* _EXERCISE OBJECTIVE_:
Your task is to transcribe all of the data below exactly, omitting the images.

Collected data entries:
********

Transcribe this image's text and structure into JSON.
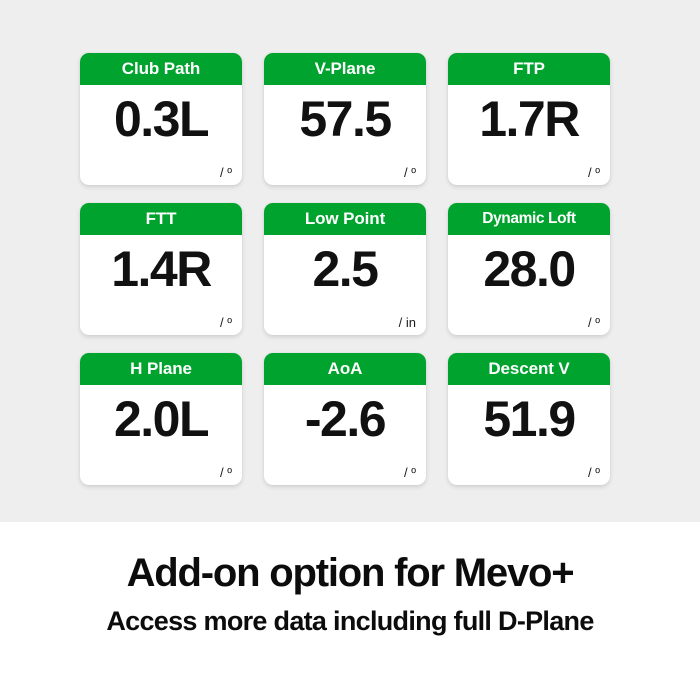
{
  "theme": {
    "panel_background": "#eeeeee",
    "caption_background": "#ffffff",
    "header_green": "#00A32E",
    "header_text": "#ffffff",
    "value_text": "#111111"
  },
  "metrics": {
    "cards": [
      {
        "label": "Club Path",
        "value": "0.3L",
        "unit": "/ º"
      },
      {
        "label": "V-Plane",
        "value": "57.5",
        "unit": "/ º"
      },
      {
        "label": "FTP",
        "value": "1.7R",
        "unit": "/ º"
      },
      {
        "label": "FTT",
        "value": "1.4R",
        "unit": "/ º"
      },
      {
        "label": "Low Point",
        "value": "2.5",
        "unit": "/ in"
      },
      {
        "label": "Dynamic Loft",
        "value": "28.0",
        "unit": "/ º"
      },
      {
        "label": "H Plane",
        "value": "2.0L",
        "unit": "/ º"
      },
      {
        "label": "AoA",
        "value": "-2.6",
        "unit": "/ º"
      },
      {
        "label": "Descent V",
        "value": "51.9",
        "unit": "/ º"
      }
    ]
  },
  "caption": {
    "headline": "Add-on option for Mevo+",
    "subline": "Access more data including full D-Plane"
  }
}
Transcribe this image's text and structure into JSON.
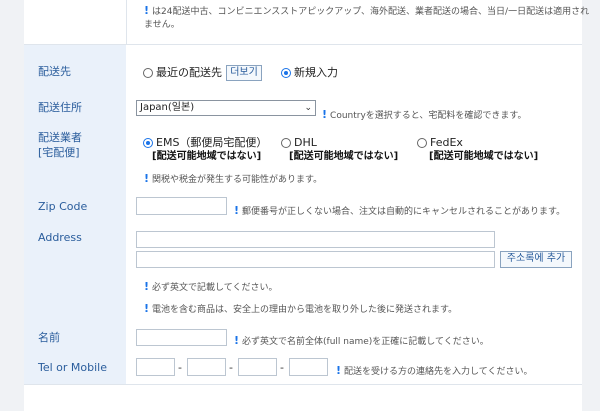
{
  "top_note": {
    "line1": "は24配送中古、コンビニエンスストアピックアップ、海外配送、業者配送の場合、当日/一日配送は適用され",
    "line2": "ません。"
  },
  "delivery_dest": {
    "label": "配送先",
    "option_recent": "最近の配送先",
    "more_button": "더보기",
    "option_new": "新規入力"
  },
  "delivery_address": {
    "label": "配送住所",
    "country_value": "Japan(일본)",
    "note": "Countryを選択すると、宅配料を確認できます。"
  },
  "carrier": {
    "label_line1": "配送業者",
    "label_line2": "[宅配便]",
    "options": [
      {
        "name": "EMS（郵便局宅配便）",
        "sub": "[配送可能地域ではない]"
      },
      {
        "name": "DHL",
        "sub": "[配送可能地域ではない]"
      },
      {
        "name": "FedEx",
        "sub": "[配送可能地域ではない]"
      }
    ],
    "note": "関税や税金が発生する可能性があります。"
  },
  "zip": {
    "label": "Zip Code",
    "note": "郵便番号が正しくない場合、注文は自動的にキャンセルされることがあります。"
  },
  "address": {
    "label": "Address",
    "add_button": "주소록에 추가",
    "note1": "必ず英文で記載してください。",
    "note2": "電池を含む商品は、安全上の理由から電池を取り外した後に発送されます。"
  },
  "name": {
    "label": "名前",
    "note": "必ず英文で名前全体(full name)を正確に記載してください。"
  },
  "tel": {
    "label": "Tel or Mobile",
    "note": "配送を受ける方の連絡先を入力してください。"
  }
}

********

* _RESPONSE TO THIS EXERCISE_:
Transcribe this image's text and structure into JSON.
{
  "theme": {
    "panel_background": "#eeeeee",
    "caption_background": "#ffffff",
    "header_green": "#00A32E",
    "header_text": "#ffffff",
    "value_text": "#111111"
  },
  "metrics": {
    "cards": [
      {
        "label": "Club Path",
        "value": "0.3L",
        "unit": "/ º"
      },
      {
        "label": "V-Plane",
        "value": "57.5",
        "unit": "/ º"
      },
      {
        "label": "FTP",
        "value": "1.7R",
        "unit": "/ º"
      },
      {
        "label": "FTT",
        "value": "1.4R",
        "unit": "/ º"
      },
      {
        "label": "Low Point",
        "value": "2.5",
        "unit": "/ in"
      },
      {
        "label": "Dynamic Loft",
        "value": "28.0",
        "unit": "/ º"
      },
      {
        "label": "H Plane",
        "value": "2.0L",
        "unit": "/ º"
      },
      {
        "label": "AoA",
        "value": "-2.6",
        "unit": "/ º"
      },
      {
        "label": "Descent V",
        "value": "51.9",
        "unit": "/ º"
      }
    ]
  },
  "caption": {
    "headline": "Add-on option for Mevo+",
    "subline": "Access more data including full D-Plane"
  }
}
Transcribe this image's text and structure into JSON.
{
  "top_note": {
    "line1": "は24配送中古、コンビニエンスストアピックアップ、海外配送、業者配送の場合、当日/一日配送は適用され",
    "line2": "ません。"
  },
  "delivery_dest": {
    "label": "配送先",
    "option_recent": "最近の配送先",
    "more_button": "더보기",
    "option_new": "新規入力"
  },
  "delivery_address": {
    "label": "配送住所",
    "country_value": "Japan(일본)",
    "note": "Countryを選択すると、宅配料を確認できます。"
  },
  "carrier": {
    "label_line1": "配送業者",
    "label_line2": "[宅配便]",
    "options": [
      {
        "name": "EMS（郵便局宅配便）",
        "sub": "[配送可能地域ではない]"
      },
      {
        "name": "DHL",
        "sub": "[配送可能地域ではない]"
      },
      {
        "name": "FedEx",
        "sub": "[配送可能地域ではない]"
      }
    ],
    "note": "関税や税金が発生する可能性があります。"
  },
  "zip": {
    "label": "Zip Code",
    "note": "郵便番号が正しくない場合、注文は自動的にキャンセルされることがあります。"
  },
  "address": {
    "label": "Address",
    "add_button": "주소록에 추가",
    "note1": "必ず英文で記載してください。",
    "note2": "電池を含む商品は、安全上の理由から電池を取り外した後に発送されます。"
  },
  "name": {
    "label": "名前",
    "note": "必ず英文で名前全体(full name)を正確に記載してください。"
  },
  "tel": {
    "label": "Tel or Mobile",
    "note": "配送を受ける方の連絡先を入力してください。"
  }
}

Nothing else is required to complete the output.